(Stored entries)
## start
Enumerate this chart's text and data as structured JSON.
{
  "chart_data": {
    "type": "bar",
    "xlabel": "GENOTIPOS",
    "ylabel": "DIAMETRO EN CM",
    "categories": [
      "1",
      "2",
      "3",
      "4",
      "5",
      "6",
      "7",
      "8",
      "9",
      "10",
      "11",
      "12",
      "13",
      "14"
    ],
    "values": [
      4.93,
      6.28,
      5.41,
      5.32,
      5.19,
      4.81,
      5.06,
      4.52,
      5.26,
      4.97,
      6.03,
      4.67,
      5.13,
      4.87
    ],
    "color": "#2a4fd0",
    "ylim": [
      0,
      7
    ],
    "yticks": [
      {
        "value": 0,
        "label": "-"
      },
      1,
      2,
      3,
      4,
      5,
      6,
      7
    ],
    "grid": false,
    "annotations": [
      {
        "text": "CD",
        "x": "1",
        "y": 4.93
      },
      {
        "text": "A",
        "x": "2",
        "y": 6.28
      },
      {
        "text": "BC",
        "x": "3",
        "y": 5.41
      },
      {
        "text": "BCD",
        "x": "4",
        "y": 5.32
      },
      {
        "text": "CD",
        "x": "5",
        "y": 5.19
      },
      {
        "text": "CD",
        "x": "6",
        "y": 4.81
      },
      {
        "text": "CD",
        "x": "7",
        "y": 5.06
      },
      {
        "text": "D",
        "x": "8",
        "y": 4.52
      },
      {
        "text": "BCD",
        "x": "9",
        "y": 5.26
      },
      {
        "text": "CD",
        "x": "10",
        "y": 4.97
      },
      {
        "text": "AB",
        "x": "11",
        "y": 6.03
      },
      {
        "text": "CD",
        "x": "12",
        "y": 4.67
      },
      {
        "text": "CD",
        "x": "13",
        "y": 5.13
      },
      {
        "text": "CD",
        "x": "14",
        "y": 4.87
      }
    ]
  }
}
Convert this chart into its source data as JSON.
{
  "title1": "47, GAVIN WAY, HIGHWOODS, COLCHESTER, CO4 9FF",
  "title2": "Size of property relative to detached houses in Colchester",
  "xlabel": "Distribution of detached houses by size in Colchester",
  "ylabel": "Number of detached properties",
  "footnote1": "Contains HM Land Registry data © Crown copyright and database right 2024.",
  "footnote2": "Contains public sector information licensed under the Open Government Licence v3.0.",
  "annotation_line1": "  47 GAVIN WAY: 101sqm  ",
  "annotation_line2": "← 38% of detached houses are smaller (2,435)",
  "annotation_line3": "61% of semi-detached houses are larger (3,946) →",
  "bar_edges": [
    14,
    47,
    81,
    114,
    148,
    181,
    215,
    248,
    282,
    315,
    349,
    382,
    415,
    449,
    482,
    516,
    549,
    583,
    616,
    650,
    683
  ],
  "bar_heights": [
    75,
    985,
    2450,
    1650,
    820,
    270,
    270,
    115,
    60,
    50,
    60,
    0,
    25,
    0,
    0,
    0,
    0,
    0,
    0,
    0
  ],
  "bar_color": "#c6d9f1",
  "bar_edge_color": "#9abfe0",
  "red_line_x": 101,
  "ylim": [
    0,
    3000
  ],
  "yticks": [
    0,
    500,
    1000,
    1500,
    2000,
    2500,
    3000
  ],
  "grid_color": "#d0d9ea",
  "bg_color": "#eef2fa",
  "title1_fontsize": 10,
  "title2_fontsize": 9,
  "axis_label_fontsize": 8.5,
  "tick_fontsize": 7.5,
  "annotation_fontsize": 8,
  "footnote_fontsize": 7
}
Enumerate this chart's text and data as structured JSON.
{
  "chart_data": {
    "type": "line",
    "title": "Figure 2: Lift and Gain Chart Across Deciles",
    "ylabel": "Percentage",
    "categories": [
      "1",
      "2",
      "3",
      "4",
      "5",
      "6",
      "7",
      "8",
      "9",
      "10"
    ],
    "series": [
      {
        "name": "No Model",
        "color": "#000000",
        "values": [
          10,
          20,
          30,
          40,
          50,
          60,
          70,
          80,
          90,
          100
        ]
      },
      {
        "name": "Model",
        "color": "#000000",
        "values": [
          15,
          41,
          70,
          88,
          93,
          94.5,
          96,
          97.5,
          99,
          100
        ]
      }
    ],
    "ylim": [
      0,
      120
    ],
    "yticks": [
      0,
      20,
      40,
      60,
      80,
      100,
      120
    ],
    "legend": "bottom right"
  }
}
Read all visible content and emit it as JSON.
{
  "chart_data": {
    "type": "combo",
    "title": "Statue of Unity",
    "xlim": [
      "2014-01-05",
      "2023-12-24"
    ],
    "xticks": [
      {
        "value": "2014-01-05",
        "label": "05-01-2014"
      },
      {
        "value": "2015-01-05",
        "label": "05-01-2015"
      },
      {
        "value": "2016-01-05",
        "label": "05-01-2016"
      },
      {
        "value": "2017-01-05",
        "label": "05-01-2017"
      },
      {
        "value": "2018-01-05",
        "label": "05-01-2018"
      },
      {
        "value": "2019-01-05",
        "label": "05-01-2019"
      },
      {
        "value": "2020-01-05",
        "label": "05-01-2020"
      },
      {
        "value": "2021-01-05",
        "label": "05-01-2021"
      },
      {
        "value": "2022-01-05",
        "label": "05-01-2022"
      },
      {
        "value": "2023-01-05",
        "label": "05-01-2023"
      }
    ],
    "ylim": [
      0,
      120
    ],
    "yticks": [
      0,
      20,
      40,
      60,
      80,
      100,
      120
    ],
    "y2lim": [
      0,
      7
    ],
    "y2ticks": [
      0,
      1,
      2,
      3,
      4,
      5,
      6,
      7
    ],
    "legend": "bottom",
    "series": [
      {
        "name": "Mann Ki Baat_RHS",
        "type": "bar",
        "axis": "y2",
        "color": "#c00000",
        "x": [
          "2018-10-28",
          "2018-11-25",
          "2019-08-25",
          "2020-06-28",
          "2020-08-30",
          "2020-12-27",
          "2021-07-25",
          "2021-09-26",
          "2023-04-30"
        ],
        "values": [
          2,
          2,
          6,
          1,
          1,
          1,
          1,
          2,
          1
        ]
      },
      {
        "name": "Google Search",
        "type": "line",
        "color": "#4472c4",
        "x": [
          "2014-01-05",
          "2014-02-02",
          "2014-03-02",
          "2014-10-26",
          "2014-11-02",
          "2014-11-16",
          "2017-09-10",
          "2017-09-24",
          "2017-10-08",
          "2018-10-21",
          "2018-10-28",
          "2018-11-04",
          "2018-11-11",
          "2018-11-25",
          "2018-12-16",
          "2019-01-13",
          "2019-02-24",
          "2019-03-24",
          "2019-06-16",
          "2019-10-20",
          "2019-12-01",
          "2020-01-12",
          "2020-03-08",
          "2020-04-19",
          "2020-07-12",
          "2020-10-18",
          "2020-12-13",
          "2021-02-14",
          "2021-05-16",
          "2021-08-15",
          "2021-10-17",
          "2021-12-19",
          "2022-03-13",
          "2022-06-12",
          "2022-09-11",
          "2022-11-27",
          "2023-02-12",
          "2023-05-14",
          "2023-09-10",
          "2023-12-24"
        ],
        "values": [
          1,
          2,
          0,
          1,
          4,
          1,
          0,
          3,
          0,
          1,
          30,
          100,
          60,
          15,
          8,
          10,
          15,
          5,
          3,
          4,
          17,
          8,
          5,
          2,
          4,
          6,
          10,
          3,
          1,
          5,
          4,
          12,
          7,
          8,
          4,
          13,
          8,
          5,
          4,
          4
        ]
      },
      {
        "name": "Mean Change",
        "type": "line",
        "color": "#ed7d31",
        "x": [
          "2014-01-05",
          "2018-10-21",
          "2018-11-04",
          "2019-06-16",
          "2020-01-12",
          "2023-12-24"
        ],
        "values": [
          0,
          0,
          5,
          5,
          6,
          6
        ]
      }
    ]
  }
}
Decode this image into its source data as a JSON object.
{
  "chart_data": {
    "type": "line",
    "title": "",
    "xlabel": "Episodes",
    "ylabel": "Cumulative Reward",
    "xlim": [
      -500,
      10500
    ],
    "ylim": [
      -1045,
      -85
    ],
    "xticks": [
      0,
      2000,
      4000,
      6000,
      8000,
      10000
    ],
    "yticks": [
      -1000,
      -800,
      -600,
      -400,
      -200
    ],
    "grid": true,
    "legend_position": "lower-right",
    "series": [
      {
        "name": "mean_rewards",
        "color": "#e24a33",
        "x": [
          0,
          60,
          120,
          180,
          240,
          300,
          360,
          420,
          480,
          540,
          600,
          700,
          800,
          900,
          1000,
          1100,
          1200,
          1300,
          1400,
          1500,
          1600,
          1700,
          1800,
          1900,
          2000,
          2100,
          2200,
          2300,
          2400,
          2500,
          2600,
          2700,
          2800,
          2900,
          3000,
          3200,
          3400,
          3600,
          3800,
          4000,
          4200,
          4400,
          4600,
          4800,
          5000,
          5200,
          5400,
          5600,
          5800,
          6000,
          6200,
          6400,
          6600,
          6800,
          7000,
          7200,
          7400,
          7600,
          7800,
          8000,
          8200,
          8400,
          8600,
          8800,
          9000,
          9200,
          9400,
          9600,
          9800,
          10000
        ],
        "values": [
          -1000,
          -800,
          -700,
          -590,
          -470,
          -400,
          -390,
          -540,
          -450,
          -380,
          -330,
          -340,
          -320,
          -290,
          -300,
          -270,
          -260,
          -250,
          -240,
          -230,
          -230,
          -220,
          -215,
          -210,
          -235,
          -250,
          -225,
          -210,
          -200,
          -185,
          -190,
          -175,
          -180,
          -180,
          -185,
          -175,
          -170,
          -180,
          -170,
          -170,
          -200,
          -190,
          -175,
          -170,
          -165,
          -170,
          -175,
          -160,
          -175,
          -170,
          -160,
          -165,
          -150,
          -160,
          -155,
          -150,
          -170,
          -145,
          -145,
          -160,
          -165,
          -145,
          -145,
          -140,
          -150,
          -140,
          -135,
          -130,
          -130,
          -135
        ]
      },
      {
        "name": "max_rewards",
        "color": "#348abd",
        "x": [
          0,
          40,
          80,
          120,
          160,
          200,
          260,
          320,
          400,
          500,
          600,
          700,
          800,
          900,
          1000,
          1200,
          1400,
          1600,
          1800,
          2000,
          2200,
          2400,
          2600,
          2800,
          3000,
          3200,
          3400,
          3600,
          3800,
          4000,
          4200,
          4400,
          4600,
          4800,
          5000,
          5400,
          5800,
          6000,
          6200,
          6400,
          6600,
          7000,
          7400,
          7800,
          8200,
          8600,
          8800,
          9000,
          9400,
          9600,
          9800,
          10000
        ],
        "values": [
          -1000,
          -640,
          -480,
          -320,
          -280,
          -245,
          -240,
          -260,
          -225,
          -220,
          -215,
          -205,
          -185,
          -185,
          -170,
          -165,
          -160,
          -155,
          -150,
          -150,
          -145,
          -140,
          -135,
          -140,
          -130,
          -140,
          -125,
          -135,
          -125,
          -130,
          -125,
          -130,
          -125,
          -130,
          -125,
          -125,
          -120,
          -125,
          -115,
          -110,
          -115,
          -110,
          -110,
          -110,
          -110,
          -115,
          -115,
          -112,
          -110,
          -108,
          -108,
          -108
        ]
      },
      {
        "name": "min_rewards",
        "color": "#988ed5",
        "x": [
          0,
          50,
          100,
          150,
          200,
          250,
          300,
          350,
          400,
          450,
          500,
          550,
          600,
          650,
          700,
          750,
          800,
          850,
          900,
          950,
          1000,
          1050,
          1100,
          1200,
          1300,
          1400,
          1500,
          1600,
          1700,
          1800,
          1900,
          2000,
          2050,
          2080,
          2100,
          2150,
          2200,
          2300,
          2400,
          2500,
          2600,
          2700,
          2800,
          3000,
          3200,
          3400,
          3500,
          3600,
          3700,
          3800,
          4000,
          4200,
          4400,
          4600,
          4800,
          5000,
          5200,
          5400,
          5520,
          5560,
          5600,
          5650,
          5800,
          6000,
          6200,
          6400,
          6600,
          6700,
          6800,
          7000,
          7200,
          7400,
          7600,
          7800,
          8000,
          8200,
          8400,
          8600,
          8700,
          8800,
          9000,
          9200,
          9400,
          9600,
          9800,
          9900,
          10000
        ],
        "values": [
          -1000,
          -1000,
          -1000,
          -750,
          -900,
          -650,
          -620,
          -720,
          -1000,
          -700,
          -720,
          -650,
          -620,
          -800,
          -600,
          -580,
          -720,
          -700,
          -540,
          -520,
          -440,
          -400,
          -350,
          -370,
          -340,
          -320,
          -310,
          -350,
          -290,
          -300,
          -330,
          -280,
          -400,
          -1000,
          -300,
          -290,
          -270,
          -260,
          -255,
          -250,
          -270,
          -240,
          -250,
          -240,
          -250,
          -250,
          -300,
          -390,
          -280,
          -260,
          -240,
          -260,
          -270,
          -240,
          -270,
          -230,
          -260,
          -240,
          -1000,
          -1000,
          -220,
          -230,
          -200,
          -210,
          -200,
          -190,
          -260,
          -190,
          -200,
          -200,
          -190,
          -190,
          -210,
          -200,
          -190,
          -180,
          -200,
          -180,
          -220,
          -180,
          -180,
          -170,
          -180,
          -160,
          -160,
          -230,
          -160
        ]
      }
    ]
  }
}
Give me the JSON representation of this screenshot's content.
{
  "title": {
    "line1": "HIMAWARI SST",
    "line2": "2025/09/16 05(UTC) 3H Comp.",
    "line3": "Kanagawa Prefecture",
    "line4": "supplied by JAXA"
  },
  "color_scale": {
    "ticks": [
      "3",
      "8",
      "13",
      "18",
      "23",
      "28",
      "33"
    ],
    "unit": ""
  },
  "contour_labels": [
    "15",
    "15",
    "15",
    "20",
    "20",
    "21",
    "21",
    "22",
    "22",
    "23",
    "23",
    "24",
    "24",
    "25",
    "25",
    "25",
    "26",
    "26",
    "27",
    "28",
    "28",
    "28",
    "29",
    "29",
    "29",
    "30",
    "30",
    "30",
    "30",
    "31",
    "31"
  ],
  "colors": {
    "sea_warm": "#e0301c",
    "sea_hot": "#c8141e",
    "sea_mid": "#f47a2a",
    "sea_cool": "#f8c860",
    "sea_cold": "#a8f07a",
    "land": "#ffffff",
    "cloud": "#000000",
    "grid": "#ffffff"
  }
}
## end
Exercise details => Exactly how many lines of the material contain the word "xlabel"? Write the number alone.

Response => 3